[Provided entries start]

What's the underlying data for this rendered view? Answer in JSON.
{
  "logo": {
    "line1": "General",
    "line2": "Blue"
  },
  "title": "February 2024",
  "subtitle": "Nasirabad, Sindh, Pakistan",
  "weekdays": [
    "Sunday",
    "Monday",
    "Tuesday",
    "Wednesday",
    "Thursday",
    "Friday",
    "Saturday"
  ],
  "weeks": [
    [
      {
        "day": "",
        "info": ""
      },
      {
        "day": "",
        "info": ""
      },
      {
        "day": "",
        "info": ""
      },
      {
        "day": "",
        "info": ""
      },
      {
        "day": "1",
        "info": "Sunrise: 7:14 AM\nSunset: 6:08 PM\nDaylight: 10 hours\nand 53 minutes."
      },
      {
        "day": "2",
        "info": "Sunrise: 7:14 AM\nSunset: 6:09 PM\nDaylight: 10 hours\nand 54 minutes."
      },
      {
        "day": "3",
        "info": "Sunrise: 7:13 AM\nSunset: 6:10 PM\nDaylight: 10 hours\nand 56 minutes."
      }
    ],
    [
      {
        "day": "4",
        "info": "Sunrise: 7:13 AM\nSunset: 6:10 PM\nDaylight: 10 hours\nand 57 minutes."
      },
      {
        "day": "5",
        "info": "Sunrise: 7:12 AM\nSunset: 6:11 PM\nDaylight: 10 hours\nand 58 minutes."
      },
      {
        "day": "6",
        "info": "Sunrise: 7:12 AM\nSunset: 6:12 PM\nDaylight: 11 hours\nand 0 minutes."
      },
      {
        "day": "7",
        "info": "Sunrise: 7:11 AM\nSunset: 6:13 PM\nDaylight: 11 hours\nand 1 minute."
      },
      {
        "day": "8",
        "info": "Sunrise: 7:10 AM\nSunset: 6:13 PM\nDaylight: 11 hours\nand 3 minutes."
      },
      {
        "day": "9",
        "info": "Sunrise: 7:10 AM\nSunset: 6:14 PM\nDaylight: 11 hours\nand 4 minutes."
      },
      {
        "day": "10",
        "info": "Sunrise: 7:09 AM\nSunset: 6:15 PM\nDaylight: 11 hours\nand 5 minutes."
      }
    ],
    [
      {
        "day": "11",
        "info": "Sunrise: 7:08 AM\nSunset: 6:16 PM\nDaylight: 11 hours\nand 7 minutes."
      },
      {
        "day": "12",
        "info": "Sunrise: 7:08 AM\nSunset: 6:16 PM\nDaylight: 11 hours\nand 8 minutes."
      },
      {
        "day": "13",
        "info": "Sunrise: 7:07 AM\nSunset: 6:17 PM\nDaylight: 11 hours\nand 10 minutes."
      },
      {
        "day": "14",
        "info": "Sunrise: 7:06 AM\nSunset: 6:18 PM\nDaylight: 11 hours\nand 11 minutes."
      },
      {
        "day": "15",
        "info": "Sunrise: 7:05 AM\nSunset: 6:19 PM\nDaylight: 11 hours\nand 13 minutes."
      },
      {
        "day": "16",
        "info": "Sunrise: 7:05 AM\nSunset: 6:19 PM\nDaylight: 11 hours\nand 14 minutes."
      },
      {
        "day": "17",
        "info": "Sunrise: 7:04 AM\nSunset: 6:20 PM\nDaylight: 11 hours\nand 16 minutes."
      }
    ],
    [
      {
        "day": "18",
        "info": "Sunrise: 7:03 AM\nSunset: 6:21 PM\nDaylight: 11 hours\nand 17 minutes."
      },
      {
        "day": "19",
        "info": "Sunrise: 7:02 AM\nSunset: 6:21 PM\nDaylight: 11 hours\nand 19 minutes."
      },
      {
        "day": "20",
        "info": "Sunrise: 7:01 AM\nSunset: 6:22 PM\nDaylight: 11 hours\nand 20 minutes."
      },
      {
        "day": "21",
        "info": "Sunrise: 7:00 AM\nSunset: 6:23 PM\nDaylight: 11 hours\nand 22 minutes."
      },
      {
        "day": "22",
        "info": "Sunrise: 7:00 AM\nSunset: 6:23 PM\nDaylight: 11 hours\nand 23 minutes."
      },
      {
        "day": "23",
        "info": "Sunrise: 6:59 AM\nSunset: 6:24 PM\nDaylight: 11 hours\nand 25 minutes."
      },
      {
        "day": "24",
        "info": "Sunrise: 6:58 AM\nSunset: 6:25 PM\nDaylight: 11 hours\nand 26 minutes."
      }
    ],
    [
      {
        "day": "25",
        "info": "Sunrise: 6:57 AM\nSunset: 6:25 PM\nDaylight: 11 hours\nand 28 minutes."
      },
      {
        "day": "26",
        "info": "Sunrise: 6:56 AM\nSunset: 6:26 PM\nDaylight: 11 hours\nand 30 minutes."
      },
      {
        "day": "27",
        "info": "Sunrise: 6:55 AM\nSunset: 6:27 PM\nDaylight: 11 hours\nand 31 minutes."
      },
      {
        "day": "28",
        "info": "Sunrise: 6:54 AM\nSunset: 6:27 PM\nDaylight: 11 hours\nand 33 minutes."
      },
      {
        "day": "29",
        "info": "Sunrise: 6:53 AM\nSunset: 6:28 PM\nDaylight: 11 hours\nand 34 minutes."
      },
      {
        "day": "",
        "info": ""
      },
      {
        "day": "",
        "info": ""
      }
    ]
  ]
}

[Provided entries end]

- **What the task requires**
Retype the material above, line by line, exactly.

- **Problem solution**
What's the underlying data for this rendered view? Answer in JSON.
{
  "logo": {
    "line1": "General",
    "line2": "Blue"
  },
  "title": "February 2024",
  "subtitle": "Nasirabad, Sindh, Pakistan",
  "weekdays": [
    "Sunday",
    "Monday",
    "Tuesday",
    "Wednesday",
    "Thursday",
    "Friday",
    "Saturday"
  ],
  "weeks": [
    [
      {
        "day": "",
        "info": ""
      },
      {
        "day": "",
        "info": ""
      },
      {
        "day": "",
        "info": ""
      },
      {
        "day": "",
        "info": ""
      },
      {
        "day": "1",
        "info": "Sunrise: 7:14 AM\nSunset: 6:08 PM\nDaylight: 10 hours\nand 53 minutes."
      },
      {
        "day": "2",
        "info": "Sunrise: 7:14 AM\nSunset: 6:09 PM\nDaylight: 10 hours\nand 54 minutes."
      },
      {
        "day": "3",
        "info": "Sunrise: 7:13 AM\nSunset: 6:10 PM\nDaylight: 10 hours\nand 56 minutes."
      }
    ],
    [
      {
        "day": "4",
        "info": "Sunrise: 7:13 AM\nSunset: 6:10 PM\nDaylight: 10 hours\nand 57 minutes."
      },
      {
        "day": "5",
        "info": "Sunrise: 7:12 AM\nSunset: 6:11 PM\nDaylight: 10 hours\nand 58 minutes."
      },
      {
        "day": "6",
        "info": "Sunrise: 7:12 AM\nSunset: 6:12 PM\nDaylight: 11 hours\nand 0 minutes."
      },
      {
        "day": "7",
        "info": "Sunrise: 7:11 AM\nSunset: 6:13 PM\nDaylight: 11 hours\nand 1 minute."
      },
      {
        "day": "8",
        "info": "Sunrise: 7:10 AM\nSunset: 6:13 PM\nDaylight: 11 hours\nand 3 minutes."
      },
      {
        "day": "9",
        "info": "Sunrise: 7:10 AM\nSunset: 6:14 PM\nDaylight: 11 hours\nand 4 minutes."
      },
      {
        "day": "10",
        "info": "Sunrise: 7:09 AM\nSunset: 6:15 PM\nDaylight: 11 hours\nand 5 minutes."
      }
    ],
    [
      {
        "day": "11",
        "info": "Sunrise: 7:08 AM\nSunset: 6:16 PM\nDaylight: 11 hours\nand 7 minutes."
      },
      {
        "day": "12",
        "info": "Sunrise: 7:08 AM\nSunset: 6:16 PM\nDaylight: 11 hours\nand 8 minutes."
      },
      {
        "day": "13",
        "info": "Sunrise: 7:07 AM\nSunset: 6:17 PM\nDaylight: 11 hours\nand 10 minutes."
      },
      {
        "day": "14",
        "info": "Sunrise: 7:06 AM\nSunset: 6:18 PM\nDaylight: 11 hours\nand 11 minutes."
      },
      {
        "day": "15",
        "info": "Sunrise: 7:05 AM\nSunset: 6:19 PM\nDaylight: 11 hours\nand 13 minutes."
      },
      {
        "day": "16",
        "info": "Sunrise: 7:05 AM\nSunset: 6:19 PM\nDaylight: 11 hours\nand 14 minutes."
      },
      {
        "day": "17",
        "info": "Sunrise: 7:04 AM\nSunset: 6:20 PM\nDaylight: 11 hours\nand 16 minutes."
      }
    ],
    [
      {
        "day": "18",
        "info": "Sunrise: 7:03 AM\nSunset: 6:21 PM\nDaylight: 11 hours\nand 17 minutes."
      },
      {
        "day": "19",
        "info": "Sunrise: 7:02 AM\nSunset: 6:21 PM\nDaylight: 11 hours\nand 19 minutes."
      },
      {
        "day": "20",
        "info": "Sunrise: 7:01 AM\nSunset: 6:22 PM\nDaylight: 11 hours\nand 20 minutes."
      },
      {
        "day": "21",
        "info": "Sunrise: 7:00 AM\nSunset: 6:23 PM\nDaylight: 11 hours\nand 22 minutes."
      },
      {
        "day": "22",
        "info": "Sunrise: 7:00 AM\nSunset: 6:23 PM\nDaylight: 11 hours\nand 23 minutes."
      },
      {
        "day": "23",
        "info": "Sunrise: 6:59 AM\nSunset: 6:24 PM\nDaylight: 11 hours\nand 25 minutes."
      },
      {
        "day": "24",
        "info": "Sunrise: 6:58 AM\nSunset: 6:25 PM\nDaylight: 11 hours\nand 26 minutes."
      }
    ],
    [
      {
        "day": "25",
        "info": "Sunrise: 6:57 AM\nSunset: 6:25 PM\nDaylight: 11 hours\nand 28 minutes."
      },
      {
        "day": "26",
        "info": "Sunrise: 6:56 AM\nSunset: 6:26 PM\nDaylight: 11 hours\nand 30 minutes."
      },
      {
        "day": "27",
        "info": "Sunrise: 6:55 AM\nSunset: 6:27 PM\nDaylight: 11 hours\nand 31 minutes."
      },
      {
        "day": "28",
        "info": "Sunrise: 6:54 AM\nSunset: 6:27 PM\nDaylight: 11 hours\nand 33 minutes."
      },
      {
        "day": "29",
        "info": "Sunrise: 6:53 AM\nSunset: 6:28 PM\nDaylight: 11 hours\nand 34 minutes."
      },
      {
        "day": "",
        "info": ""
      },
      {
        "day": "",
        "info": ""
      }
    ]
  ]
}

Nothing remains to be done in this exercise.